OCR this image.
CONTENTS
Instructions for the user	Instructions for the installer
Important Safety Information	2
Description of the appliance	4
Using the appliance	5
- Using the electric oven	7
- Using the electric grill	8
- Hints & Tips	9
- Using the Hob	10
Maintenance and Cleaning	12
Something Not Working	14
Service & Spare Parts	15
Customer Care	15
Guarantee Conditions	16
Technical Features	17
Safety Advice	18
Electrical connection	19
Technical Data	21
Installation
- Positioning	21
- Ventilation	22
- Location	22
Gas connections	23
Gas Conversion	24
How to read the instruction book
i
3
+++
## The exercise
Extract, word for word, each line of the listing above.

## Solution to this exercise
OCR this image.
CONTENTS
Instructions for the user	Instructions for the installer
Important Safety Information	2
Description of the appliance	4
Using the appliance	5
- Using the electric oven	7
- Using the electric grill	8
- Hints & Tips	9
- Using the Hob	10
Maintenance and Cleaning	12
Something Not Working	14
Service & Spare Parts	15
Customer Care	15
Guarantee Conditions	16
Technical Features	17
Safety Advice	18
Electrical connection	19
Technical Data	21
Installation
- Positioning	21
- Ventilation	22
- Location	22
Gas connections	23
Gas Conversion	24
How to read the instruction book
i
3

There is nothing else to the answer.